## BEGIN DATA FOR PROCESSING

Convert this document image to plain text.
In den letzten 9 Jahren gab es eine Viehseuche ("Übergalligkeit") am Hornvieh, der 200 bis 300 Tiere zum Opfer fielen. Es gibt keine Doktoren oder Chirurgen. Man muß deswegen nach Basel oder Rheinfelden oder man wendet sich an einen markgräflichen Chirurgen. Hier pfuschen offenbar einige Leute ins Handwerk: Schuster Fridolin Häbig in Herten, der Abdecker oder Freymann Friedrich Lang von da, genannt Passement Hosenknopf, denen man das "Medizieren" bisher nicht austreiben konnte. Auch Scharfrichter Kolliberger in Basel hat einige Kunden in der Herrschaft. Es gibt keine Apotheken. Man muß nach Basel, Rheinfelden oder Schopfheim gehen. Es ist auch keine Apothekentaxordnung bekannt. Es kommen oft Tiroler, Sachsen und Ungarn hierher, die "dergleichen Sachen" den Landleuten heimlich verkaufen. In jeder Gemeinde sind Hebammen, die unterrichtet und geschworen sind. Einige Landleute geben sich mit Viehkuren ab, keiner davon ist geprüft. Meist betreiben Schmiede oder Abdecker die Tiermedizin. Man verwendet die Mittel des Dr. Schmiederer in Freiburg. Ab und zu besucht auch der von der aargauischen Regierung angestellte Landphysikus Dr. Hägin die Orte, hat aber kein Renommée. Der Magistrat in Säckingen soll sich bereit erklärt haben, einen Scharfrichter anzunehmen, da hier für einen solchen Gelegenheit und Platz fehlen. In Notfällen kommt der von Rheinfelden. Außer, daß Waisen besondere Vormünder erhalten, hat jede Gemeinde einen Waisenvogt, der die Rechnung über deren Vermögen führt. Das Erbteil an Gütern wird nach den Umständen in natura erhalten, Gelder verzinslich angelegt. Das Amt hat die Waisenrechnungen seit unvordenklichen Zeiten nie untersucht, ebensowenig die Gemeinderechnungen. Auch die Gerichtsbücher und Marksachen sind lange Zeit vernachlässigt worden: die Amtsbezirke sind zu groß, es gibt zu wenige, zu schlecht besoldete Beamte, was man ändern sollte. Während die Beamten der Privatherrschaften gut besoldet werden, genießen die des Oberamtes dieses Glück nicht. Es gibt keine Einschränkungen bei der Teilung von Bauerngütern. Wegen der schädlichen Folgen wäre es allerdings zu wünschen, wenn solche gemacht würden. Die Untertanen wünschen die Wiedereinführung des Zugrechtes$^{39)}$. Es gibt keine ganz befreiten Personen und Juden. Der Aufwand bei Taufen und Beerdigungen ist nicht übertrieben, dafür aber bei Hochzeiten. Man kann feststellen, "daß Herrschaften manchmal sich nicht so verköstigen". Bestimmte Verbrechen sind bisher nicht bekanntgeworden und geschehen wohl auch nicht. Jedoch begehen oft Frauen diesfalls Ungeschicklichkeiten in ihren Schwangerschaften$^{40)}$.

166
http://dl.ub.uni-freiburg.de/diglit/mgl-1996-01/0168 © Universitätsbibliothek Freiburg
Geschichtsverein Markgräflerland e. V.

## END DATA FOR PROCESSING
## BEGIN DATA FOR PROCESSING

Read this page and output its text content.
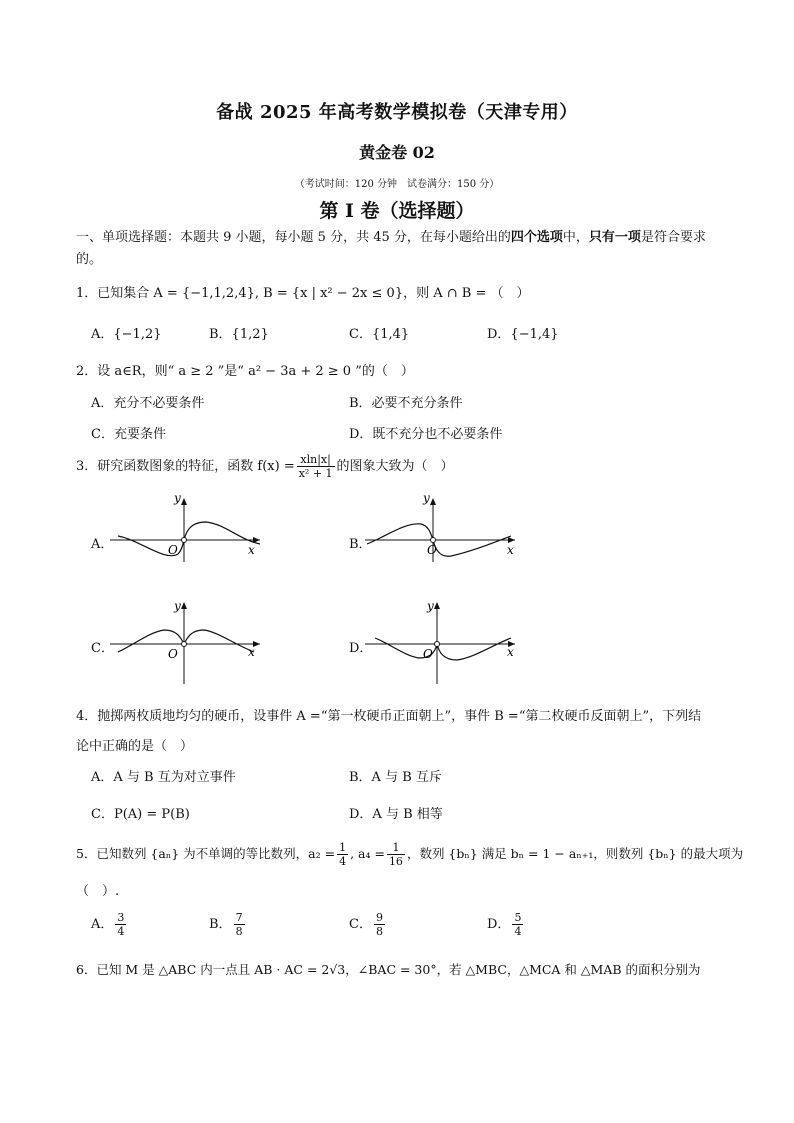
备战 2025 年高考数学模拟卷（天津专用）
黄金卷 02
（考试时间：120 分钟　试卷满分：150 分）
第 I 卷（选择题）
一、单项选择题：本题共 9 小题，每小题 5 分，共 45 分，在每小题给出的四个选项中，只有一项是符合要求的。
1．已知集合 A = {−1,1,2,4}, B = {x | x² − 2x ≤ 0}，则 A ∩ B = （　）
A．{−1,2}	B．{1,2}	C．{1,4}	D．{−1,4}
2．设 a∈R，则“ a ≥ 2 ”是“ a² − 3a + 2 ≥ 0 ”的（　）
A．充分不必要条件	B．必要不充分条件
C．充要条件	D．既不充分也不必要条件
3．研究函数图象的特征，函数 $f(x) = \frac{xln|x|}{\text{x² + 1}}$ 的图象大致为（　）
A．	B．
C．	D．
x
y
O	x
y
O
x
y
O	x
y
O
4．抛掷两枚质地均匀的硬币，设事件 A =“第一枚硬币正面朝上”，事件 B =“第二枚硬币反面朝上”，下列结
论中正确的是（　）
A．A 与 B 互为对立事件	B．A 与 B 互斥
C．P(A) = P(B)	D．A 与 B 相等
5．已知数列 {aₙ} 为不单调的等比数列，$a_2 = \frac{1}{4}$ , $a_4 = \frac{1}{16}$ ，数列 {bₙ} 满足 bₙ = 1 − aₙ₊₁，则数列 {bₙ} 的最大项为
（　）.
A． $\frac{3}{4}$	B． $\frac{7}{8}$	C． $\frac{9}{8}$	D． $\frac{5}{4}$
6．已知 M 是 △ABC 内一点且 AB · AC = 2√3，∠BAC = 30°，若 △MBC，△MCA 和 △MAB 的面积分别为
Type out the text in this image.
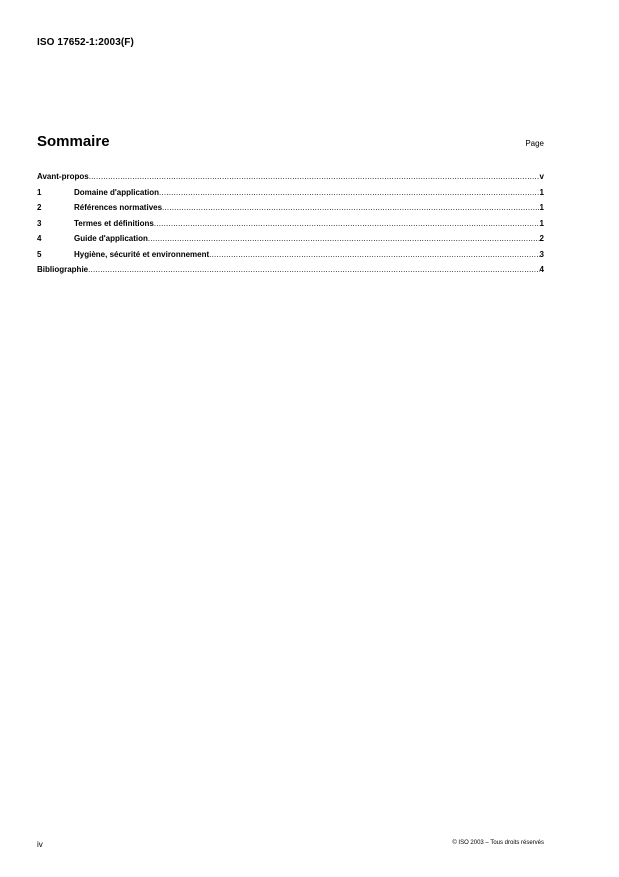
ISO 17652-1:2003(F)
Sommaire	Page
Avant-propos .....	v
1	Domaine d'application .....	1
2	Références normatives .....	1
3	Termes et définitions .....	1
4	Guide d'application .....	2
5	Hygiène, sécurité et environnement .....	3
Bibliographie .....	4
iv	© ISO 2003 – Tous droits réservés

## END DATA FOR PROCESSING

▶ **THE EXERCISE**
Only lines that contain the word "text" are wanted; copy each of them.

▶ **RESULT OF THIS TASK**
Convert this document image to plain text.
Read this page and output its text content.
3．研究函数图象的特征，函数 $f(x) = \frac{xln|x|}{\text{x² + 1}}$ 的图象大致为（　）
Type out the text in this image.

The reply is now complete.